**Dataset content**
····················

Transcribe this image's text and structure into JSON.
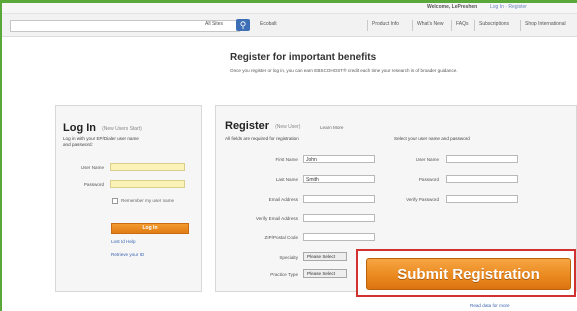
{
  "topbar": {
    "welcome": "Welcome, LePreshen",
    "account_links": "Log In · Register"
  },
  "searchbar": {
    "placeholder": "",
    "scope": "All Sites",
    "nav_links": [
      "Ecobalt",
      "Product Info",
      "What's New",
      "FAQs",
      "Subscriptions",
      "Shop International"
    ]
  },
  "main": {
    "headline": "Register for important benefits",
    "intro": "Once you register or log in, you can earn EBSCOHOST® credit each time your research is of broader guidance."
  },
  "login": {
    "title": "Log In",
    "title_note": "(New Users Start)",
    "intro": "Log in with your EP/Dialer user name and password:",
    "fields": [
      {
        "label": "User Name",
        "value": ""
      },
      {
        "label": "Password",
        "value": ""
      }
    ],
    "remember_label": "Remember my user name",
    "login_button": "Log In",
    "links": [
      "Lost Id Help",
      "Retrieve your ID"
    ]
  },
  "register": {
    "title": "Register",
    "title_note": "(New User)",
    "learn_more": "Learn More",
    "required_note": "All fields are required for registration",
    "right_note": "Select your user name and password",
    "left_fields": [
      {
        "label": "First Name",
        "value": "John"
      },
      {
        "label": "Last Name",
        "value": "Smith"
      },
      {
        "label": "Email Address",
        "value": ""
      },
      {
        "label": "Verify Email Address",
        "value": ""
      },
      {
        "label": "ZIP/Postal Code",
        "value": ""
      }
    ],
    "right_fields": [
      {
        "label": "User Name",
        "value": ""
      },
      {
        "label": "Password",
        "value": ""
      },
      {
        "label": "Verify Password",
        "value": ""
      }
    ],
    "selects": [
      {
        "label": "Specialty",
        "value": "Please Select"
      },
      {
        "label": "Practice Type",
        "value": "Please Select"
      }
    ],
    "submit_button": "Submit Registration",
    "bottom_link": "Read data for more"
  },
  "colors": {
    "frame": "#5aa83a",
    "submit": "#ea8a1f",
    "highlight": "#d2312f",
    "link": "#3b63b0"
  }
}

····················

Every entry above is to be set down exactly; the pictures are to be left out.

Transcribe this image's text and structure into JSON.
{
  "topbar": {
    "welcome": "Welcome, LePreshen",
    "account_links": "Log In · Register"
  },
  "searchbar": {
    "placeholder": "",
    "scope": "All Sites",
    "nav_links": [
      "Ecobalt",
      "Product Info",
      "What's New",
      "FAQs",
      "Subscriptions",
      "Shop International"
    ]
  },
  "main": {
    "headline": "Register for important benefits",
    "intro": "Once you register or log in, you can earn EBSCOHOST® credit each time your research is of broader guidance."
  },
  "login": {
    "title": "Log In",
    "title_note": "(New Users Start)",
    "intro": "Log in with your EP/Dialer user name and password:",
    "fields": [
      {
        "label": "User Name",
        "value": ""
      },
      {
        "label": "Password",
        "value": ""
      }
    ],
    "remember_label": "Remember my user name",
    "login_button": "Log In",
    "links": [
      "Lost Id Help",
      "Retrieve your ID"
    ]
  },
  "register": {
    "title": "Register",
    "title_note": "(New User)",
    "learn_more": "Learn More",
    "required_note": "All fields are required for registration",
    "right_note": "Select your user name and password",
    "left_fields": [
      {
        "label": "First Name",
        "value": "John"
      },
      {
        "label": "Last Name",
        "value": "Smith"
      },
      {
        "label": "Email Address",
        "value": ""
      },
      {
        "label": "Verify Email Address",
        "value": ""
      },
      {
        "label": "ZIP/Postal Code",
        "value": ""
      }
    ],
    "right_fields": [
      {
        "label": "User Name",
        "value": ""
      },
      {
        "label": "Password",
        "value": ""
      },
      {
        "label": "Verify Password",
        "value": ""
      }
    ],
    "selects": [
      {
        "label": "Specialty",
        "value": "Please Select"
      },
      {
        "label": "Practice Type",
        "value": "Please Select"
      }
    ],
    "submit_button": "Submit Registration",
    "bottom_link": "Read data for more"
  },
  "colors": {
    "frame": "#5aa83a",
    "submit": "#ea8a1f",
    "highlight": "#d2312f",
    "link": "#3b63b0"
  }
}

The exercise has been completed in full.